Task prompt:
Below is a block of records; repeat each one exactly.

Dataset entries:
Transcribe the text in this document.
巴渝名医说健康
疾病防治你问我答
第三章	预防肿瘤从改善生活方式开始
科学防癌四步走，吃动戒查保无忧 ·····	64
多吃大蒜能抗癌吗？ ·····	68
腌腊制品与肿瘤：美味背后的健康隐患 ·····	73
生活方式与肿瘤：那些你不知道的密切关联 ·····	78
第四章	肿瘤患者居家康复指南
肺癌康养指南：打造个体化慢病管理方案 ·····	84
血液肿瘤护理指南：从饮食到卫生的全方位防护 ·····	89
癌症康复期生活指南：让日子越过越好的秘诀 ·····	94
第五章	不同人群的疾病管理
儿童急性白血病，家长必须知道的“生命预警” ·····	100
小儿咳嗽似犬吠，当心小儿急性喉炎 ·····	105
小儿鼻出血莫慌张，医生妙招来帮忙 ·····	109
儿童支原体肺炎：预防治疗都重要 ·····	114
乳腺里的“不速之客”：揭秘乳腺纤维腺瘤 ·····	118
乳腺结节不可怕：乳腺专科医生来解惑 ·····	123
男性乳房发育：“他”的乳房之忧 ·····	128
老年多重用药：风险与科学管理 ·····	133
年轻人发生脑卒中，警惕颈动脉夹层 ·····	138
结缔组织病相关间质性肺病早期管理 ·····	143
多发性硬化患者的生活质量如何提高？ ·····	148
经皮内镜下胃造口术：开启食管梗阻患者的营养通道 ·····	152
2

Finished exercise:
Transcribe the text in this document.
巴渝名医说健康
疾病防治你问我答
第三章	预防肿瘤从改善生活方式开始
科学防癌四步走，吃动戒查保无忧 ·····	64
多吃大蒜能抗癌吗？ ·····	68
腌腊制品与肿瘤：美味背后的健康隐患 ·····	73
生活方式与肿瘤：那些你不知道的密切关联 ·····	78
第四章	肿瘤患者居家康复指南
肺癌康养指南：打造个体化慢病管理方案 ·····	84
血液肿瘤护理指南：从饮食到卫生的全方位防护 ·····	89
癌症康复期生活指南：让日子越过越好的秘诀 ·····	94
第五章	不同人群的疾病管理
儿童急性白血病，家长必须知道的“生命预警” ·····	100
小儿咳嗽似犬吠，当心小儿急性喉炎 ·····	105
小儿鼻出血莫慌张，医生妙招来帮忙 ·····	109
儿童支原体肺炎：预防治疗都重要 ·····	114
乳腺里的“不速之客”：揭秘乳腺纤维腺瘤 ·····	118
乳腺结节不可怕：乳腺专科医生来解惑 ·····	123
男性乳房发育：“他”的乳房之忧 ·····	128
老年多重用药：风险与科学管理 ·····	133
年轻人发生脑卒中，警惕颈动脉夹层 ·····	138
结缔组织病相关间质性肺病早期管理 ·····	143
多发性硬化患者的生活质量如何提高？ ·····	148
经皮内镜下胃造口术：开启食管梗阻患者的营养通道 ·····	152
2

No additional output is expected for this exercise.